--- start ---
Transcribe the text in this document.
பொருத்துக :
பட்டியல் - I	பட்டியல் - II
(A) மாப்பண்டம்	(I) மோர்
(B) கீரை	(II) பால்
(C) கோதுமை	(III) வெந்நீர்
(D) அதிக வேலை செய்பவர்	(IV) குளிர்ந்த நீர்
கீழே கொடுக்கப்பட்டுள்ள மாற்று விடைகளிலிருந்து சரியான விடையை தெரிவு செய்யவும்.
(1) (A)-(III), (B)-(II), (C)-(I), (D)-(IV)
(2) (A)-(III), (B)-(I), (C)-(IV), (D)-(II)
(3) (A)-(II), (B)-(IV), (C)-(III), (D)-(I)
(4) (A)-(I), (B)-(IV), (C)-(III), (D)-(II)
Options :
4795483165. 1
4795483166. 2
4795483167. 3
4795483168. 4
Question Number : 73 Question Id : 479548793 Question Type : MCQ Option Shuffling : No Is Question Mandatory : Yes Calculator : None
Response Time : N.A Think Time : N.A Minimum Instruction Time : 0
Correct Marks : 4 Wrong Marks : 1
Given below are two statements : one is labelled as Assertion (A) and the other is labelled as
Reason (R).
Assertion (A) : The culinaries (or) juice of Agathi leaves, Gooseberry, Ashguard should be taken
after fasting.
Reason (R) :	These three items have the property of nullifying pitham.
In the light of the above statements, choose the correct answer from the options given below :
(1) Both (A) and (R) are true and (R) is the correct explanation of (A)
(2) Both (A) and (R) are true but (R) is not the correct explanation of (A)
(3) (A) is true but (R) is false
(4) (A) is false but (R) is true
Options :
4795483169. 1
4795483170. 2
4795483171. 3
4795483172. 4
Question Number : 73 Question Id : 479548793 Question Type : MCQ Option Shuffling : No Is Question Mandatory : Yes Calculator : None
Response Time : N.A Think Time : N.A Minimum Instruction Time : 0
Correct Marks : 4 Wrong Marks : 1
--- end ---
Copy all of the data exactly.

_Full response_.
Transcribe the text in this document.
பொருத்துக :
பட்டியல் - I	பட்டியல் - II
(A) மாப்பண்டம்	(I) மோர்
(B) கீரை	(II) பால்
(C) கோதுமை	(III) வெந்நீர்
(D) அதிக வேலை செய்பவர்	(IV) குளிர்ந்த நீர்
கீழே கொடுக்கப்பட்டுள்ள மாற்று விடைகளிலிருந்து சரியான விடையை தெரிவு செய்யவும்.
(1) (A)-(III), (B)-(II), (C)-(I), (D)-(IV)
(2) (A)-(III), (B)-(I), (C)-(IV), (D)-(II)
(3) (A)-(II), (B)-(IV), (C)-(III), (D)-(I)
(4) (A)-(I), (B)-(IV), (C)-(III), (D)-(II)
Options :
4795483165. 1
4795483166. 2
4795483167. 3
4795483168. 4
Question Number : 73 Question Id : 479548793 Question Type : MCQ Option Shuffling : No Is Question Mandatory : Yes Calculator : None
Response Time : N.A Think Time : N.A Minimum Instruction Time : 0
Correct Marks : 4 Wrong Marks : 1
Given below are two statements : one is labelled as Assertion (A) and the other is labelled as
Reason (R).
Assertion (A) : The culinaries (or) juice of Agathi leaves, Gooseberry, Ashguard should be taken
after fasting.
Reason (R) :	These three items have the property of nullifying pitham.
In the light of the above statements, choose the correct answer from the options given below :
(1) Both (A) and (R) are true and (R) is the correct explanation of (A)
(2) Both (A) and (R) are true but (R) is not the correct explanation of (A)
(3) (A) is true but (R) is false
(4) (A) is false but (R) is true
Options :
4795483169. 1
4795483170. 2
4795483171. 3
4795483172. 4
Question Number : 73 Question Id : 479548793 Question Type : MCQ Option Shuffling : No Is Question Mandatory : Yes Calculator : None
Response Time : N.A Think Time : N.A Minimum Instruction Time : 0
Correct Marks : 4 Wrong Marks : 1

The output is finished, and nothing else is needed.